• [TASK DETAILS]:
Take the entries below and print all of them exactly, please.

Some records
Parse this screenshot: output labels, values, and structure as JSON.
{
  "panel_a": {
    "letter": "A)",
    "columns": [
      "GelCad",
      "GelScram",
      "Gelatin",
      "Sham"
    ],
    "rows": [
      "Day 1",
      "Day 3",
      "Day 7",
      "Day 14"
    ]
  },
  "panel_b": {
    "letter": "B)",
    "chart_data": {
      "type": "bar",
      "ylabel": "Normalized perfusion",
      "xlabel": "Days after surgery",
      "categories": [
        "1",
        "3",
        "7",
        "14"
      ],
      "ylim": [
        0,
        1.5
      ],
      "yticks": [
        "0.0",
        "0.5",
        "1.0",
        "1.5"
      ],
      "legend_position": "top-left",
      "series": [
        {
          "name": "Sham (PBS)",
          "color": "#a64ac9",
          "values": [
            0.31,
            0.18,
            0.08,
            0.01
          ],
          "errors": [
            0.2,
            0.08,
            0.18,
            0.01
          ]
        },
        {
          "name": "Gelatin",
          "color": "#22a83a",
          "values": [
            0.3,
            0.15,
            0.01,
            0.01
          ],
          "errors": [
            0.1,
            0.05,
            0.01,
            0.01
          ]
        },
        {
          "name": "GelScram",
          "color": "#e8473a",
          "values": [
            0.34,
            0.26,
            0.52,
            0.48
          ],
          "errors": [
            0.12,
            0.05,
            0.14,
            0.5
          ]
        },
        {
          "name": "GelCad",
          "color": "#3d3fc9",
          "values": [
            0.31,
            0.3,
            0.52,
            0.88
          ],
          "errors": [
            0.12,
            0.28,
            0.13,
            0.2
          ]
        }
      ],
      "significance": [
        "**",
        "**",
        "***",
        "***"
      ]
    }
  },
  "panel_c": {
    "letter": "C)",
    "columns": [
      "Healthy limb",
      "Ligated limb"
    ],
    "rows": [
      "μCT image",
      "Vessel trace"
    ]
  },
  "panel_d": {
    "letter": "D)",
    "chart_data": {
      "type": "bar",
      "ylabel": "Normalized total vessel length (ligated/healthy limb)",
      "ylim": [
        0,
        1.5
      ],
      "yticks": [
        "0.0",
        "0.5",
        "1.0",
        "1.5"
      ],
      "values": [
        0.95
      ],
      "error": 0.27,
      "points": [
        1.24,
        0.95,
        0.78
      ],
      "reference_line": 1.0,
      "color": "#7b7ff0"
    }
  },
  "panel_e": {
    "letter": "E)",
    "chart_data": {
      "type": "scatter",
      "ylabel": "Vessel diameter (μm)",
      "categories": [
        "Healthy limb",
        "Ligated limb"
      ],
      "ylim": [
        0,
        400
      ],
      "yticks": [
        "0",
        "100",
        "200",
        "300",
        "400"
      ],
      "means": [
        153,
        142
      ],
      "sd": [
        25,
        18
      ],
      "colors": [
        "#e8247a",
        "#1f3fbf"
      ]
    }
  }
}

• [COMPLETE RESPONSE]:
Parse this screenshot: output labels, values, and structure as JSON.
{
  "panel_a": {
    "letter": "A)",
    "columns": [
      "GelCad",
      "GelScram",
      "Gelatin",
      "Sham"
    ],
    "rows": [
      "Day 1",
      "Day 3",
      "Day 7",
      "Day 14"
    ]
  },
  "panel_b": {
    "letter": "B)",
    "chart_data": {
      "type": "bar",
      "ylabel": "Normalized perfusion",
      "xlabel": "Days after surgery",
      "categories": [
        "1",
        "3",
        "7",
        "14"
      ],
      "ylim": [
        0,
        1.5
      ],
      "yticks": [
        "0.0",
        "0.5",
        "1.0",
        "1.5"
      ],
      "legend_position": "top-left",
      "series": [
        {
          "name": "Sham (PBS)",
          "color": "#a64ac9",
          "values": [
            0.31,
            0.18,
            0.08,
            0.01
          ],
          "errors": [
            0.2,
            0.08,
            0.18,
            0.01
          ]
        },
        {
          "name": "Gelatin",
          "color": "#22a83a",
          "values": [
            0.3,
            0.15,
            0.01,
            0.01
          ],
          "errors": [
            0.1,
            0.05,
            0.01,
            0.01
          ]
        },
        {
          "name": "GelScram",
          "color": "#e8473a",
          "values": [
            0.34,
            0.26,
            0.52,
            0.48
          ],
          "errors": [
            0.12,
            0.05,
            0.14,
            0.5
          ]
        },
        {
          "name": "GelCad",
          "color": "#3d3fc9",
          "values": [
            0.31,
            0.3,
            0.52,
            0.88
          ],
          "errors": [
            0.12,
            0.28,
            0.13,
            0.2
          ]
        }
      ],
      "significance": [
        "**",
        "**",
        "***",
        "***"
      ]
    }
  },
  "panel_c": {
    "letter": "C)",
    "columns": [
      "Healthy limb",
      "Ligated limb"
    ],
    "rows": [
      "μCT image",
      "Vessel trace"
    ]
  },
  "panel_d": {
    "letter": "D)",
    "chart_data": {
      "type": "bar",
      "ylabel": "Normalized total vessel length (ligated/healthy limb)",
      "ylim": [
        0,
        1.5
      ],
      "yticks": [
        "0.0",
        "0.5",
        "1.0",
        "1.5"
      ],
      "values": [
        0.95
      ],
      "error": 0.27,
      "points": [
        1.24,
        0.95,
        0.78
      ],
      "reference_line": 1.0,
      "color": "#7b7ff0"
    }
  },
  "panel_e": {
    "letter": "E)",
    "chart_data": {
      "type": "scatter",
      "ylabel": "Vessel diameter (μm)",
      "categories": [
        "Healthy limb",
        "Ligated limb"
      ],
      "ylim": [
        0,
        400
      ],
      "yticks": [
        "0",
        "100",
        "200",
        "300",
        "400"
      ],
      "means": [
        153,
        142
      ],
      "sd": [
        25,
        18
      ],
      "colors": [
        "#e8247a",
        "#1f3fbf"
      ]
    }
  }
}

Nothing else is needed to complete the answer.